Across all the lines below, how many contain the string "Direction"? Please reply with the number only.

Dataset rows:

▼

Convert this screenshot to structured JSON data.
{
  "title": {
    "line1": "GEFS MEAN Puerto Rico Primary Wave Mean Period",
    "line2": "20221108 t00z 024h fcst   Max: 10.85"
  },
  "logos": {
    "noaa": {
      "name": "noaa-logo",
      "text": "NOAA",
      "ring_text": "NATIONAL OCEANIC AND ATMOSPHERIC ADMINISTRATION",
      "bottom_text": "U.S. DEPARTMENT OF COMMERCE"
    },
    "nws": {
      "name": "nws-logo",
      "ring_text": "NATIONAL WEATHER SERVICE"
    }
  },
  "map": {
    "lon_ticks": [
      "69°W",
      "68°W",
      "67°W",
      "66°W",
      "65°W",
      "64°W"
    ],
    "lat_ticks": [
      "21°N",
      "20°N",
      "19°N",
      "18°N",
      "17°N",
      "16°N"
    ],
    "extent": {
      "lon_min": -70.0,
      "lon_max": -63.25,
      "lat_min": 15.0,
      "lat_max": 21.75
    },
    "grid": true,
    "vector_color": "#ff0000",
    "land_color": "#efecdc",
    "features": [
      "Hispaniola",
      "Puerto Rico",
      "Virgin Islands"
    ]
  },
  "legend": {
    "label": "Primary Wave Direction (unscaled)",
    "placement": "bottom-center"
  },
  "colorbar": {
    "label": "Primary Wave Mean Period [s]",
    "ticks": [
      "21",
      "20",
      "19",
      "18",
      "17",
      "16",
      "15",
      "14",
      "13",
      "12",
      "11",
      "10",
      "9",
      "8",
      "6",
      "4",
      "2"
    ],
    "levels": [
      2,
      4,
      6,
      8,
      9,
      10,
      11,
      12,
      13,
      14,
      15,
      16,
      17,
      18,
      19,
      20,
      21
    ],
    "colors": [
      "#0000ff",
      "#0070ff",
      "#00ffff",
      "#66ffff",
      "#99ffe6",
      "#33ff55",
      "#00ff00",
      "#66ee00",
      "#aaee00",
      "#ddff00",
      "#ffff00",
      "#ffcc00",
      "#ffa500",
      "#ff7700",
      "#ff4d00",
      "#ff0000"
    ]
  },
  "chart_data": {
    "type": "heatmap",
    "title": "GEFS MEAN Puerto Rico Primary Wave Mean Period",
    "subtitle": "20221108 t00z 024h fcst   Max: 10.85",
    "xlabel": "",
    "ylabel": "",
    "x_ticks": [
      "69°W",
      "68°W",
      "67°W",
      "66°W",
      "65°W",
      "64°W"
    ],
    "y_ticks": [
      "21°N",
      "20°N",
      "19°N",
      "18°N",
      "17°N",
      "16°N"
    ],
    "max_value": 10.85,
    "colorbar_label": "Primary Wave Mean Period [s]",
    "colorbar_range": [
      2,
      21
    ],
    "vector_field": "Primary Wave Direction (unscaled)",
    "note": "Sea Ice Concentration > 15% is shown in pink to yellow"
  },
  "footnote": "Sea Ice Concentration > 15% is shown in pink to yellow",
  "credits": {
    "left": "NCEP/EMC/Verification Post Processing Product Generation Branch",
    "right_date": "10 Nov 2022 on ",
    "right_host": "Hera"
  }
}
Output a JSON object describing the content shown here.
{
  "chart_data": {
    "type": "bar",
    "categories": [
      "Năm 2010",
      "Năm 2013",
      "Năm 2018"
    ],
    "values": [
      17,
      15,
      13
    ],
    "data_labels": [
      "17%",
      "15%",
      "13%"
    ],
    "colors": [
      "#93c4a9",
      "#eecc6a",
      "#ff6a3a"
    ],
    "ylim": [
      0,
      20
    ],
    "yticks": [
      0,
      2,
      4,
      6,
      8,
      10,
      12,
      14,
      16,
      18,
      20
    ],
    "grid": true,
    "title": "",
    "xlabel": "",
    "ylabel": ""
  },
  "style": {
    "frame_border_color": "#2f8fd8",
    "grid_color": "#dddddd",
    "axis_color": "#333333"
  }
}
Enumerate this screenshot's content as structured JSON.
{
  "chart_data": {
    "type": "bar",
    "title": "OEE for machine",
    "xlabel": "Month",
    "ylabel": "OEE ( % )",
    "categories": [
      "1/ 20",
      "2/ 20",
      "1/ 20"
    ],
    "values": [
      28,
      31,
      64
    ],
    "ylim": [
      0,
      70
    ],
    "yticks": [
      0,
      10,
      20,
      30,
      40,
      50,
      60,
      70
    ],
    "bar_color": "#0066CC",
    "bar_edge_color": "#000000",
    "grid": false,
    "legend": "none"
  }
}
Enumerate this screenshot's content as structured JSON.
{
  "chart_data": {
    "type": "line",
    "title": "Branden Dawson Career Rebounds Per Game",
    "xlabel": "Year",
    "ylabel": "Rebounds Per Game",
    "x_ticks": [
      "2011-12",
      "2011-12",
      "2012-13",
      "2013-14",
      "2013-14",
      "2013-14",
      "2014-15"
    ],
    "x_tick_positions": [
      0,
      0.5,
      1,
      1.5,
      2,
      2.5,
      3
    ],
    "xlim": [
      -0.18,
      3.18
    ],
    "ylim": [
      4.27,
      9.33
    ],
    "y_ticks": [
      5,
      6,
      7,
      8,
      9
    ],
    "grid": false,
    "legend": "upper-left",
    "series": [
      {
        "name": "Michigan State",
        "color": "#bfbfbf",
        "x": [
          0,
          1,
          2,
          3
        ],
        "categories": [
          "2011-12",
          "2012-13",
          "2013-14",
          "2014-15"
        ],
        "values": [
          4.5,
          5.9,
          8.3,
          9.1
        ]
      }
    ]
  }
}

▲

> **SOLUTION FOR THIS PROBLEM**
2